Exercise task: Of all the lines in these entries, how many contain the string "panel"? Give only that count.

━━━━━━━━━━━━━━━━━━━━━━━━━━━━━━

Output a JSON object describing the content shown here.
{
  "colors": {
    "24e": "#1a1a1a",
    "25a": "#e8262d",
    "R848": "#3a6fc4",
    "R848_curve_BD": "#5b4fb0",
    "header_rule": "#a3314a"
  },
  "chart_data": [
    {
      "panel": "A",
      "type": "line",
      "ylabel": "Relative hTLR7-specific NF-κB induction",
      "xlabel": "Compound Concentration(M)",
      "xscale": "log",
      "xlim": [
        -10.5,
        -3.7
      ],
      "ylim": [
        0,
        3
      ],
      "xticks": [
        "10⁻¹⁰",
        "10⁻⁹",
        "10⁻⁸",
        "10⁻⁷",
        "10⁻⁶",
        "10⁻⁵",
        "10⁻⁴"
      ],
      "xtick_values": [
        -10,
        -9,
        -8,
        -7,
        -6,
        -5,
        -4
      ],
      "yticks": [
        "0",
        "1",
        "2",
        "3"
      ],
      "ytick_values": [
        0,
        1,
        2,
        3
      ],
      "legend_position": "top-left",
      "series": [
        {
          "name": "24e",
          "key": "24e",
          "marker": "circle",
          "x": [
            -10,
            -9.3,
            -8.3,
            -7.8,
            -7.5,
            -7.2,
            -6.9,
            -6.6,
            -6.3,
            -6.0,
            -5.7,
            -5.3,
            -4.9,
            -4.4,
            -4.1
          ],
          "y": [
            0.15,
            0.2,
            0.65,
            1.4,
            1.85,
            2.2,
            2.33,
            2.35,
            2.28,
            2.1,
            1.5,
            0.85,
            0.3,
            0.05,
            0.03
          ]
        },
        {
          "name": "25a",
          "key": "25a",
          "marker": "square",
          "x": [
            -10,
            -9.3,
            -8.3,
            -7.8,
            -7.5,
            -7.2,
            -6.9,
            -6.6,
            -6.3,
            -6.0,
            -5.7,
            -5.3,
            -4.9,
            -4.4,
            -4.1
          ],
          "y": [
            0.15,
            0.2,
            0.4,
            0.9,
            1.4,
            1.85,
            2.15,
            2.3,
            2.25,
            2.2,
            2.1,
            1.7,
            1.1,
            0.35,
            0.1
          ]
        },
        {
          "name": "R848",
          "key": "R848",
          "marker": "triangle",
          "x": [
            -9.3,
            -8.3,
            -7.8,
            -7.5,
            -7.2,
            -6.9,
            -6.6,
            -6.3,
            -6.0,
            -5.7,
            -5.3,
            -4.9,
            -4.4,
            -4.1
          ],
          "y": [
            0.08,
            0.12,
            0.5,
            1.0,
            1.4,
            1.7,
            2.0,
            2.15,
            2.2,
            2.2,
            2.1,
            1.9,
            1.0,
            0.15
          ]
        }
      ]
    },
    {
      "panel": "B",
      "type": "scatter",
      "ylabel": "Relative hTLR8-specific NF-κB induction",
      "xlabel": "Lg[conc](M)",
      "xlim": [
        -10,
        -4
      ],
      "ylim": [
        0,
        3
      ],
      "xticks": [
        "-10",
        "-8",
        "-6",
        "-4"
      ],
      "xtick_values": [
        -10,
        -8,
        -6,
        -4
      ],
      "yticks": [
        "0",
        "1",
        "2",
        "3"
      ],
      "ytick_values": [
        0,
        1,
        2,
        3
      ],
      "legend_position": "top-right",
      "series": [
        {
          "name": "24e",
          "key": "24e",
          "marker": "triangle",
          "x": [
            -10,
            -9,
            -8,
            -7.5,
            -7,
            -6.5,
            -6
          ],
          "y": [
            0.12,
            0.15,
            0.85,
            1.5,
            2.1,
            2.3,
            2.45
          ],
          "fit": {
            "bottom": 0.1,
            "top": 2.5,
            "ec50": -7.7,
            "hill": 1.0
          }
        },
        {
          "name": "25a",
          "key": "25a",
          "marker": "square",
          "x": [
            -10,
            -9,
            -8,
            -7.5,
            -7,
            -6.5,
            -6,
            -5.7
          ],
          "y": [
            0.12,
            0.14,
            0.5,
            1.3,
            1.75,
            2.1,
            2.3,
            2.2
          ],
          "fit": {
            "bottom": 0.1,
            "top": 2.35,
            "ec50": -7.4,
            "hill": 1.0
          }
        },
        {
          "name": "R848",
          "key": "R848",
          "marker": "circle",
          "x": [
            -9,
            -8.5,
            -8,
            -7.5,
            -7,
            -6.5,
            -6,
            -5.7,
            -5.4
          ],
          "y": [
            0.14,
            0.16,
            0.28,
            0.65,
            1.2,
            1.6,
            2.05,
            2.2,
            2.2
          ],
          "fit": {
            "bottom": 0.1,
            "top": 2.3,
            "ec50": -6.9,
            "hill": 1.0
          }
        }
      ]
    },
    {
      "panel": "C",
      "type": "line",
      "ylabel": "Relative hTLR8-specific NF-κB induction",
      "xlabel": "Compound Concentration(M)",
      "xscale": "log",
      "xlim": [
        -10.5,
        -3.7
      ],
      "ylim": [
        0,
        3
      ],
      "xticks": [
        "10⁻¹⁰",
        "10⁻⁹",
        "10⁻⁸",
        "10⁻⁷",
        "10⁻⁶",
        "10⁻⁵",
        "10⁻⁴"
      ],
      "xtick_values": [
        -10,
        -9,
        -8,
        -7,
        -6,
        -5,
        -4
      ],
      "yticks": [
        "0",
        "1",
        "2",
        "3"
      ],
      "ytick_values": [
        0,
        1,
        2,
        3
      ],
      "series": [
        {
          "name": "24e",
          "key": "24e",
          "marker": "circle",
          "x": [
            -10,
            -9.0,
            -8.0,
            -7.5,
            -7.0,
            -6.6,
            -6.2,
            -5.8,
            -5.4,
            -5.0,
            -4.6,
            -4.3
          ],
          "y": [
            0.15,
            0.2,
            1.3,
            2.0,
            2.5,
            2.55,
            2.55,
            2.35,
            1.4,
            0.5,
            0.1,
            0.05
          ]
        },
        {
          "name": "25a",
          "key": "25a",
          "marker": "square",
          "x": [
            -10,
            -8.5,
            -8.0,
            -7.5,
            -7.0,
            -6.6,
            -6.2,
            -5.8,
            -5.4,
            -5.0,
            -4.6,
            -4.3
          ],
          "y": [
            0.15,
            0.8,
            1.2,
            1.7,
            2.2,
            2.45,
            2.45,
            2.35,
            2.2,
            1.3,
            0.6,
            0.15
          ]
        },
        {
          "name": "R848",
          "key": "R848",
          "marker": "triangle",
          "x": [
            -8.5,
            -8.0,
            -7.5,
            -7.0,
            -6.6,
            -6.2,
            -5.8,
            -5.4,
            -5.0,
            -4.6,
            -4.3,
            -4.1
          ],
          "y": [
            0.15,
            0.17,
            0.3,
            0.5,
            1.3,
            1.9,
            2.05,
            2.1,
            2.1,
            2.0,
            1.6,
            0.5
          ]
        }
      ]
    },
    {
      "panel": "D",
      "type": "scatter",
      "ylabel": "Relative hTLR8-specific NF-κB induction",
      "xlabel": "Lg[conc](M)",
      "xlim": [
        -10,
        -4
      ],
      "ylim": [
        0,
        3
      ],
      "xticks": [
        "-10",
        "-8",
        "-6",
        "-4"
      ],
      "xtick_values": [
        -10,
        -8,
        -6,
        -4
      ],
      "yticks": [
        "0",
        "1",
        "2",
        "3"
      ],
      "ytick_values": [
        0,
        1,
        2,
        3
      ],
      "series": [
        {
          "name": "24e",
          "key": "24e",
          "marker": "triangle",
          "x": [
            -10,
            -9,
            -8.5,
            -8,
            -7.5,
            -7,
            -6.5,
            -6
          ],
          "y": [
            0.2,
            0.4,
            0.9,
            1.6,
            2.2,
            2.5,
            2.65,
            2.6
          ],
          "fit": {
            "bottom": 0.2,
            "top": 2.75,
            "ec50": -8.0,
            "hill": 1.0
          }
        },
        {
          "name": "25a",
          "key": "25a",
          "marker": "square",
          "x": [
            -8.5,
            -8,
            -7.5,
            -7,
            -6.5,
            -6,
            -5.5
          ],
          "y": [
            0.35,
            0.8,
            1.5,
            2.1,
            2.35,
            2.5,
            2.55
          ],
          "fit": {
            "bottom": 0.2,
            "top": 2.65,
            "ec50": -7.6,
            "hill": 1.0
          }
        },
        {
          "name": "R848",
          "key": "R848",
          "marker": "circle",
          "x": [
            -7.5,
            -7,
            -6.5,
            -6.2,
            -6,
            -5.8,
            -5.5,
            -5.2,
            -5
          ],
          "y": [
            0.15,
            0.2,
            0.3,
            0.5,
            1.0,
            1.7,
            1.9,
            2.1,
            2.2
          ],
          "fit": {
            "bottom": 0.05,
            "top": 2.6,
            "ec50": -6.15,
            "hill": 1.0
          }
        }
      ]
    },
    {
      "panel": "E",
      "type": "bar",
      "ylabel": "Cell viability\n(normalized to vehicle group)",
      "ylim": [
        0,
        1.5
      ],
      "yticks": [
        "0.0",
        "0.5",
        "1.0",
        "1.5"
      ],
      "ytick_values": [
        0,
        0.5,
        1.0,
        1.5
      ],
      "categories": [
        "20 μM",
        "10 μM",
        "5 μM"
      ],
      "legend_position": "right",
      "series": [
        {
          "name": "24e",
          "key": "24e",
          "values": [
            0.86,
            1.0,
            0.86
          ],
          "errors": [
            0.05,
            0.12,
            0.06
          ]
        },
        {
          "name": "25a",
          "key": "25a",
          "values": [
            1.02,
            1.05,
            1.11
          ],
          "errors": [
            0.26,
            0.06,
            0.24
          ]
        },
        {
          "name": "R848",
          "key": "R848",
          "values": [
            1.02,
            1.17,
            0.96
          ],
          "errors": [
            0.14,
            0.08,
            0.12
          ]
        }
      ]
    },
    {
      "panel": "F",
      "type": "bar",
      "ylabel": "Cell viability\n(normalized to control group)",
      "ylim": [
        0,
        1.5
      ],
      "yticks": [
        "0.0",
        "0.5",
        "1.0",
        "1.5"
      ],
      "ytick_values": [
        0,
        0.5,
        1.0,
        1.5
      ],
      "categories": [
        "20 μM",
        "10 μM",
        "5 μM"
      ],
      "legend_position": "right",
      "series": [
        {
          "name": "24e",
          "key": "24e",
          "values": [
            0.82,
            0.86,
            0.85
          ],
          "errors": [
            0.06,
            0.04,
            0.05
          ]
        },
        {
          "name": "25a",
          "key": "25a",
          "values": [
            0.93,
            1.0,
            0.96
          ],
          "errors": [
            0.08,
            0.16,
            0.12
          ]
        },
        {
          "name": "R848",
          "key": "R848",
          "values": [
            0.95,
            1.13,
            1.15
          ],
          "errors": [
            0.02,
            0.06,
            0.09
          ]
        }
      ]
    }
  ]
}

━━━━━━━━━━━━━━━━━━━━━━━━━━━━━━

The solution: 6